→ **WORK TO COMPLETE**
Keep every line where the word "heading" appears; drop the rest.

→ **STORED DATA**
◆ ◆ ◆

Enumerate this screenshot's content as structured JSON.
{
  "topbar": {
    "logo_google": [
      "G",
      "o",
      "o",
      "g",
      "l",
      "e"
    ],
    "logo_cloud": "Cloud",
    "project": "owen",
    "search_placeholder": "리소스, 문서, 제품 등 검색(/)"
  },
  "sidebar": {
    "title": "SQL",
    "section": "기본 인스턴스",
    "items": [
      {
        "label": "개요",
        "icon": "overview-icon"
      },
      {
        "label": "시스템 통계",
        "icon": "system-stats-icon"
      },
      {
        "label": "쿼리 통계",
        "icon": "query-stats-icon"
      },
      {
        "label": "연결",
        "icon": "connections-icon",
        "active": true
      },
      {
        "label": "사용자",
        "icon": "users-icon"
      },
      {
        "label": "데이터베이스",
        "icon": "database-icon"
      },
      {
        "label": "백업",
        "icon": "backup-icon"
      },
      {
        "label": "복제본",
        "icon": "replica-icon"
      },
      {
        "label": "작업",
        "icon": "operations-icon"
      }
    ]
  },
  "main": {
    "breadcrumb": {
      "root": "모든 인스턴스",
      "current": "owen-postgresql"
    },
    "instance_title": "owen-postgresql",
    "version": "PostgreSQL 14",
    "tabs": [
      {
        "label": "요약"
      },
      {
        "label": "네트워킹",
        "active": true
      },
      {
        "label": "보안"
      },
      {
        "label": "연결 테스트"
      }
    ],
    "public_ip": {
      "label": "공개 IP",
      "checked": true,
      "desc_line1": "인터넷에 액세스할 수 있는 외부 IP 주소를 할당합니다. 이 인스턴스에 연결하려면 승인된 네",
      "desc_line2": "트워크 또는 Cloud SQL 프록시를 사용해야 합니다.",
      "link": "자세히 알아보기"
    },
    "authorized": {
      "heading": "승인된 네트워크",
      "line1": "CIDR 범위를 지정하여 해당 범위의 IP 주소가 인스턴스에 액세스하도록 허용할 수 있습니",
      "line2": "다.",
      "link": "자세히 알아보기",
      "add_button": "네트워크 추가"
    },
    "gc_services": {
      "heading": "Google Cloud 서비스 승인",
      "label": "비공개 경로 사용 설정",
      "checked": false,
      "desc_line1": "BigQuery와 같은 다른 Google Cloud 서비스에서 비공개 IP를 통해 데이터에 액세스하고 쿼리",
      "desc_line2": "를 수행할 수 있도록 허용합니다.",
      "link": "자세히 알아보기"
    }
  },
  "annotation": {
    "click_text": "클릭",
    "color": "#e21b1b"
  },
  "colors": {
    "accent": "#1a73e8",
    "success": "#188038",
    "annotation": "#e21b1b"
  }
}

◆ ◆ ◆

→ **SOLUTION FOR THIS EXERCISE**
      "heading": "승인된 네트워크",
      "heading": "Google Cloud 서비스 승인",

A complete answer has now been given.